[Start LISTING]

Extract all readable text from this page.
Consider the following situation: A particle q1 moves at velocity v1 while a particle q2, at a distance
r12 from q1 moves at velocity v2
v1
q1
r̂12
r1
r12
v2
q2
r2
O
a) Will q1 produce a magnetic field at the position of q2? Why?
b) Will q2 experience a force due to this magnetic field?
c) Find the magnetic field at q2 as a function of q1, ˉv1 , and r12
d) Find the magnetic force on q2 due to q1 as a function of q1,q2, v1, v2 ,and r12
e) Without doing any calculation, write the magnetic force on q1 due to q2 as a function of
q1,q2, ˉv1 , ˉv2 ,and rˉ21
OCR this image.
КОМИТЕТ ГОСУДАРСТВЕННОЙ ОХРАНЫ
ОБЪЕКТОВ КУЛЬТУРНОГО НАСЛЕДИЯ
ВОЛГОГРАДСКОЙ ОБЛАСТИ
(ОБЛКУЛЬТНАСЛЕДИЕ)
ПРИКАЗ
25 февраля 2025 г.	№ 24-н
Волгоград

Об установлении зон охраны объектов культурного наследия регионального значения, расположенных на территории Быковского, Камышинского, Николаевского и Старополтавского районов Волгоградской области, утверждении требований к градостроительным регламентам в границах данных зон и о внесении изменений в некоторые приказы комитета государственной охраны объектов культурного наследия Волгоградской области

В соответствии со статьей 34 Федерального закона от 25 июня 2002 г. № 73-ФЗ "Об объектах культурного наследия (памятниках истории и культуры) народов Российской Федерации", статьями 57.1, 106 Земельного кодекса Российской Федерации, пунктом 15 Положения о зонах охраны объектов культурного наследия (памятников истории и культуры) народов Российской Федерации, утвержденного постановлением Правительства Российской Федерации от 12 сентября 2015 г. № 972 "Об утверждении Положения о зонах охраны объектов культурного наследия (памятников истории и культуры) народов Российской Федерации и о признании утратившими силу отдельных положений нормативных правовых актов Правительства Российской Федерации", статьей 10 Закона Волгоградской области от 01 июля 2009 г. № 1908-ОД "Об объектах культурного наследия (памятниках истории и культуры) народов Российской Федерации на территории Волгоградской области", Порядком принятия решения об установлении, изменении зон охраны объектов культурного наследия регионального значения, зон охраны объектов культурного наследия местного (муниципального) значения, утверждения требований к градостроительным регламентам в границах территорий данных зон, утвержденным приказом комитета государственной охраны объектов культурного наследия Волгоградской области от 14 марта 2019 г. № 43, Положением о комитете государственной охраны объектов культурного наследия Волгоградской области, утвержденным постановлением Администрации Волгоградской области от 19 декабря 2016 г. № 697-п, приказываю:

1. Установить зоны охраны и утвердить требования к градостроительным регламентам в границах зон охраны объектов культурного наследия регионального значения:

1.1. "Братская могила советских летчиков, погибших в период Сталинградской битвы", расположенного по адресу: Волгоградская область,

[End LISTING]

§ WHAT TO PRODUCE:
Pull every line containing "force" out of the data above.

§ FINAL ANSWER:
b) Will q2 experience a force due to this magnetic field?
d) Find the magnetic force on q2 due to q1 as a function of q1,q2, v1, v2 ,and r12
e) Without doing any calculation, write the magnetic force on q1 due to q2 as a function of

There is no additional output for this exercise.